__Supplied material__
* BEGIN *

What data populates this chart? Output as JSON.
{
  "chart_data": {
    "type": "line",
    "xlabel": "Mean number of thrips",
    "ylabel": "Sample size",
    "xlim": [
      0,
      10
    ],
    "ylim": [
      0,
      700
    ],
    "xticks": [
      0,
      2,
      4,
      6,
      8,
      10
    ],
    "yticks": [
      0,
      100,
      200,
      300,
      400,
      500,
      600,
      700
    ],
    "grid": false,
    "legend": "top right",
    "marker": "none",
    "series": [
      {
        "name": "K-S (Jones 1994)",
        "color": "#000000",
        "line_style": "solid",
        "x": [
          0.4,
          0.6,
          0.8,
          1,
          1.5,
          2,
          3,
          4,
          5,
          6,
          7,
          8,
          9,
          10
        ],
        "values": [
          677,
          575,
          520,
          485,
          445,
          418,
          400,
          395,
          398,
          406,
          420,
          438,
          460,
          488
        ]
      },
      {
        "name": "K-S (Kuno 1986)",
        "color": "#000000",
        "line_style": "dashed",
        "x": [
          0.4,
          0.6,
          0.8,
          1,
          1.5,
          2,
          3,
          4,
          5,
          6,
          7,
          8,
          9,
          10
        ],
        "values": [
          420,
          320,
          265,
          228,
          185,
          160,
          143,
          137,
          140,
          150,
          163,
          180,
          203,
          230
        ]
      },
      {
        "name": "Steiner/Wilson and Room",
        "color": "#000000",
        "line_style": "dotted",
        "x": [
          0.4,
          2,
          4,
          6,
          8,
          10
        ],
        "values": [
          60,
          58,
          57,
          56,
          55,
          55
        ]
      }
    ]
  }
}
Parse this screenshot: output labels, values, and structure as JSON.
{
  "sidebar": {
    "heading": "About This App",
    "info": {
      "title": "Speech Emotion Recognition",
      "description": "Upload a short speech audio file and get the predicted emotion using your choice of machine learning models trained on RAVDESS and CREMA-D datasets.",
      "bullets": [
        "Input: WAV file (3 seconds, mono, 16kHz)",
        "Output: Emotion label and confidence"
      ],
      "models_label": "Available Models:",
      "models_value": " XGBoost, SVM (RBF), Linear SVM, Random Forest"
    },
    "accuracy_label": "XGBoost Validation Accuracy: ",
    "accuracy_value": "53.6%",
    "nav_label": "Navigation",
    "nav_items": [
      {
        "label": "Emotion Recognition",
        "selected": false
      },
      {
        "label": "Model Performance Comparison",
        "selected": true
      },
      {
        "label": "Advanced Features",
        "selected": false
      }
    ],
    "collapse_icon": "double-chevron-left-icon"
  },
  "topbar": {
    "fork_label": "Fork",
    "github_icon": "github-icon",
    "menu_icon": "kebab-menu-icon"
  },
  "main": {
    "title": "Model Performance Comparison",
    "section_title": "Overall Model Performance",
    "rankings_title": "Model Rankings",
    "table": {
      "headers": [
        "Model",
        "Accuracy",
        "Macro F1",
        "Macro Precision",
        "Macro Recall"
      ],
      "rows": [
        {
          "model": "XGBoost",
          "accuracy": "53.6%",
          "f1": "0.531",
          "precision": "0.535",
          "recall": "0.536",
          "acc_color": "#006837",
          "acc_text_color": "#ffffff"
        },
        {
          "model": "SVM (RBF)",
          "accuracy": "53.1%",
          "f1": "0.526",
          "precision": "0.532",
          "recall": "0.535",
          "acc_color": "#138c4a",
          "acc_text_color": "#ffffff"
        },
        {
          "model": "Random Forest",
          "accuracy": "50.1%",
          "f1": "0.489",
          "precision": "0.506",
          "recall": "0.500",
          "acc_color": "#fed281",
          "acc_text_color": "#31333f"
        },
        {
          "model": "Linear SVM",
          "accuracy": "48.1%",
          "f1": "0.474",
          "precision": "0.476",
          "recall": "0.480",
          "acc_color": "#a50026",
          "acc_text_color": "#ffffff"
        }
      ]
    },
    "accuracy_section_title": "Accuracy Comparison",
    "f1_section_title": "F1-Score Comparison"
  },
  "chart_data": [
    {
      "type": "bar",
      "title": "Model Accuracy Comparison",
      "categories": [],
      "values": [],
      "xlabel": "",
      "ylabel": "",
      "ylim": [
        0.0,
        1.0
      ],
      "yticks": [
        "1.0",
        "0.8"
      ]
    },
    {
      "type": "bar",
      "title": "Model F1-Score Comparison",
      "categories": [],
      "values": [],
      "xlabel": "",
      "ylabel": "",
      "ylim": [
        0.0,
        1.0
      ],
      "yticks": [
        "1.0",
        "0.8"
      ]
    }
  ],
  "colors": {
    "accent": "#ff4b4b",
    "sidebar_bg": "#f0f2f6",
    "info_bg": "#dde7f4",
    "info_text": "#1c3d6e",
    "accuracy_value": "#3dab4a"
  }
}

* END *
* BEGIN *

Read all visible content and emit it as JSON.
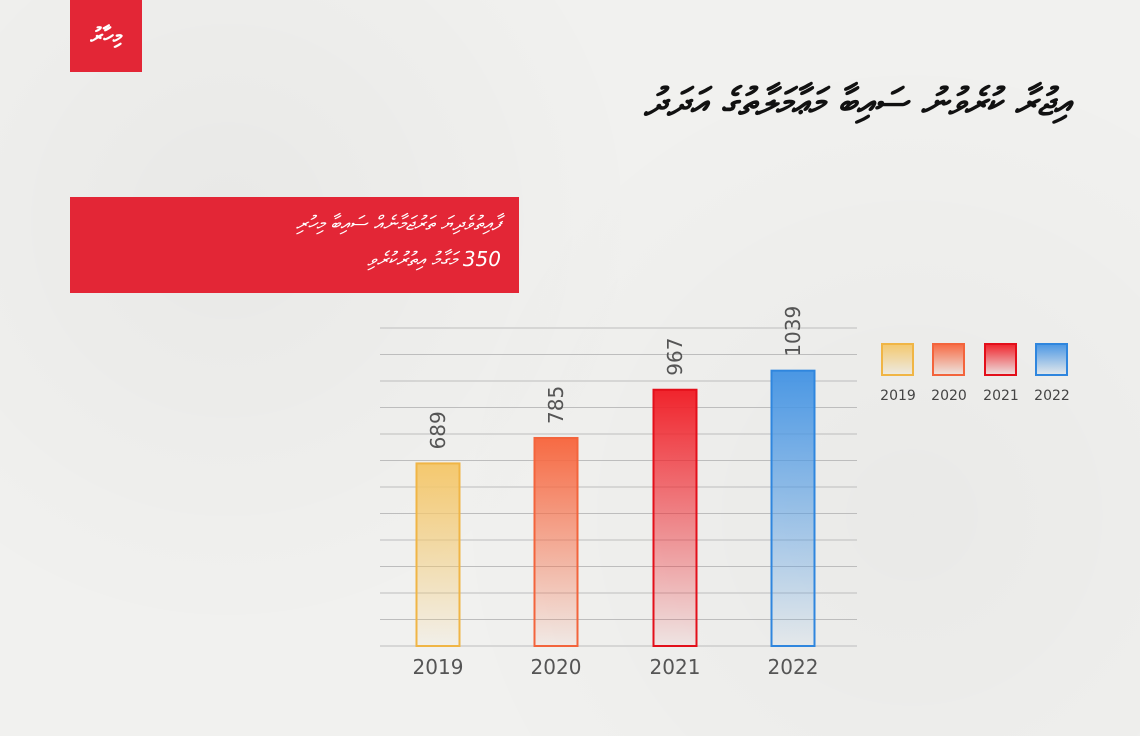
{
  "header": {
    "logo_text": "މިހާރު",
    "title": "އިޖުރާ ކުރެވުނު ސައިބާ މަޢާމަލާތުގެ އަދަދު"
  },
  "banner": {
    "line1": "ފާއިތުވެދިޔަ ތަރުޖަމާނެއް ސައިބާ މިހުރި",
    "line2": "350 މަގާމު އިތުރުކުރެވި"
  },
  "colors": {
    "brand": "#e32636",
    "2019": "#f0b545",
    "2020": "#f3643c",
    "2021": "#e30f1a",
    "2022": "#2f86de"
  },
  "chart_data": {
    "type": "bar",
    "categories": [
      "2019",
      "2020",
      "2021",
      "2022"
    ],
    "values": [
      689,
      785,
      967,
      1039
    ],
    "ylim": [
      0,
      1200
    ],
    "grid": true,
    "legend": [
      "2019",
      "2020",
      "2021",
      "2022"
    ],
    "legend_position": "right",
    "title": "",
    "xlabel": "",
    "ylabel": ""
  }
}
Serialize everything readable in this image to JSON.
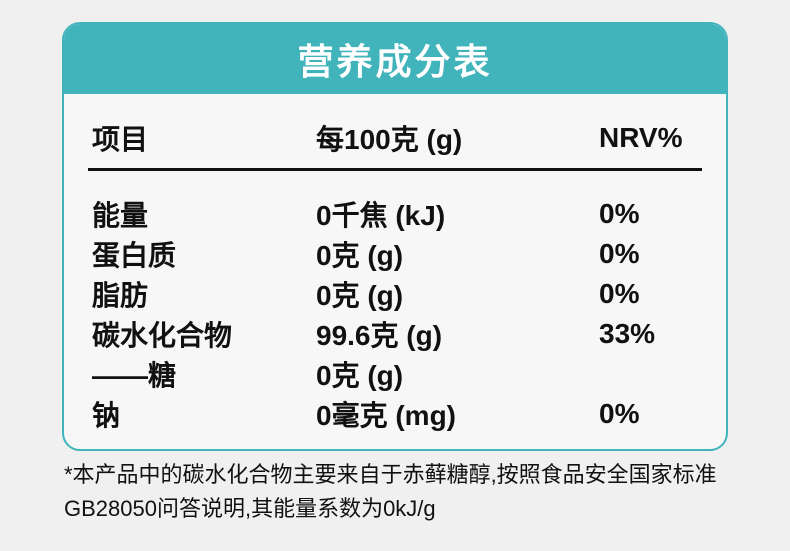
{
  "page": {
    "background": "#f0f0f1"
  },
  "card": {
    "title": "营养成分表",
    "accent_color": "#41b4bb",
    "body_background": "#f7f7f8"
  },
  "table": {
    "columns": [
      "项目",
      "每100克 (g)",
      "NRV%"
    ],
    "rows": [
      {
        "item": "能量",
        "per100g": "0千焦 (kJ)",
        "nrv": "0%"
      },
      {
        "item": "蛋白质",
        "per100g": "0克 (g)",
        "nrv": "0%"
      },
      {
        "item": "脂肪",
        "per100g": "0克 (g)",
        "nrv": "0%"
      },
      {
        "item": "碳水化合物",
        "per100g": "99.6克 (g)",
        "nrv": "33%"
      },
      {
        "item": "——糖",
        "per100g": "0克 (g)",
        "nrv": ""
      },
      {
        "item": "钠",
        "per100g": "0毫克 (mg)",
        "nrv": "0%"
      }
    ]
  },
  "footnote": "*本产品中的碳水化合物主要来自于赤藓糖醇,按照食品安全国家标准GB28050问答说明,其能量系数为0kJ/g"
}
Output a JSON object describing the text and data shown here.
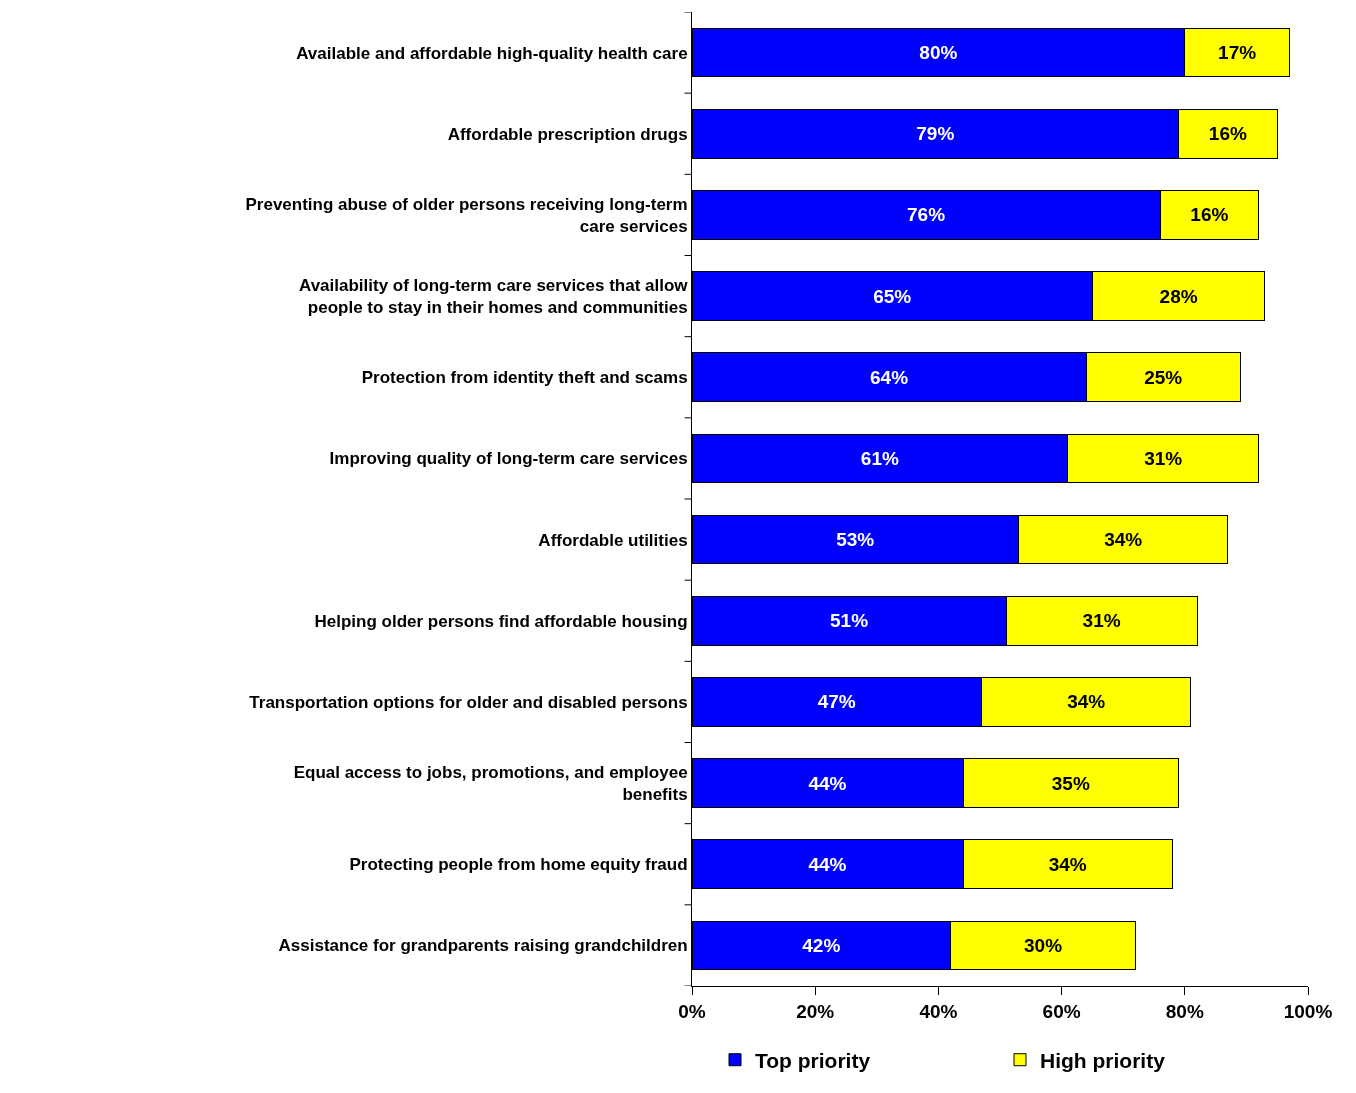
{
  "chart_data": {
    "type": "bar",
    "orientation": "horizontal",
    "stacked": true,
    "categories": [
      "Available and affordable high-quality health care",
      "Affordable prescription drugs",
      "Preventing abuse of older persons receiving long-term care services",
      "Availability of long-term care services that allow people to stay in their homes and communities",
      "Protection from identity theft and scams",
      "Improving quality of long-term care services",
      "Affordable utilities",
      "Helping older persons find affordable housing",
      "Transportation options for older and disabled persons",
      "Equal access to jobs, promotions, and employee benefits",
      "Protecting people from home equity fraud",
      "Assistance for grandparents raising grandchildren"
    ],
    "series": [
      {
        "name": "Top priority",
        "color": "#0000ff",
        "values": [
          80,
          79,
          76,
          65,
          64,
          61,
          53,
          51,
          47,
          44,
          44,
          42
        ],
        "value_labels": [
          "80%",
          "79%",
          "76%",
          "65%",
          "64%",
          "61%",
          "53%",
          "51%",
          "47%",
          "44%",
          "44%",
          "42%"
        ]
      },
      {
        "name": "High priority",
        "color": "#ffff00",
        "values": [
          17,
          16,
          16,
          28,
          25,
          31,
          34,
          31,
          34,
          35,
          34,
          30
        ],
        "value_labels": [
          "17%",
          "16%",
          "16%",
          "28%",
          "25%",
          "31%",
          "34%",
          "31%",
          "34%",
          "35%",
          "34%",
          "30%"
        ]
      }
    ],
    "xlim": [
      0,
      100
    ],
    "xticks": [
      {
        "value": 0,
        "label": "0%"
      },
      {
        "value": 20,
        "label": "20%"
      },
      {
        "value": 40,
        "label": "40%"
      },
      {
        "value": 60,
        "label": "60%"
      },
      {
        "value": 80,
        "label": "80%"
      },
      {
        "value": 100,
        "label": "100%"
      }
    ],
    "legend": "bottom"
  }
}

* END *
* BEGIN *

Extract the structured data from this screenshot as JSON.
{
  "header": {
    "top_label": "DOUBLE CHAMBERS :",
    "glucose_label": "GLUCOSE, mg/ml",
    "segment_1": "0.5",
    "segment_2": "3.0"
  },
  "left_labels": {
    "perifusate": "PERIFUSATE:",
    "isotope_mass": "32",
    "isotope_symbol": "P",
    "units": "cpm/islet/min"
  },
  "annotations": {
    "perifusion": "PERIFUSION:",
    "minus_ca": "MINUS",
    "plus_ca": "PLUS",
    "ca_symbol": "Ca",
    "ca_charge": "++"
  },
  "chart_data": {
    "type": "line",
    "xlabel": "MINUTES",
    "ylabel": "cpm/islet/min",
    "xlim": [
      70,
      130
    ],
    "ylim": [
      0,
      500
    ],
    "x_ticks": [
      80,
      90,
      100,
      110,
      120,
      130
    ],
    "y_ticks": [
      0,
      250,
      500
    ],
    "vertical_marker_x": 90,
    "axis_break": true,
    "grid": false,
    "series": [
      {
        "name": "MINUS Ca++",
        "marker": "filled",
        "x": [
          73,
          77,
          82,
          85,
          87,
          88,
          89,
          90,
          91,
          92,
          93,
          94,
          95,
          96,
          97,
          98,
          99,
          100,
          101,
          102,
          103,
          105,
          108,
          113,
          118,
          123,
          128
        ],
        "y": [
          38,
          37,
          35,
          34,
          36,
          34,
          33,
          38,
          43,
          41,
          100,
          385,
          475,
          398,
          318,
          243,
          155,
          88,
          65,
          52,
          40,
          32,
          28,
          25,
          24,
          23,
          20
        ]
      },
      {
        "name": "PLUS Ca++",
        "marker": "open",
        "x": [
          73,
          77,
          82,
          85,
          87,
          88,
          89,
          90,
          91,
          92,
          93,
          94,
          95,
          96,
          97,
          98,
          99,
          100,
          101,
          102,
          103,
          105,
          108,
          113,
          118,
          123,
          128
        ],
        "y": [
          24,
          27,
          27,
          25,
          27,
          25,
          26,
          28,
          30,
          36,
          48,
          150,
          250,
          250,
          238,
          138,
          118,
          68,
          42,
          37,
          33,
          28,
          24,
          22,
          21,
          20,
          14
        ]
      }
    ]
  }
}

* END *

Scan the listing above for the word "true" and copy every line that holds it.

        "selected": true
    "grid": true,
    "stacked": true,
    "axis_break": true,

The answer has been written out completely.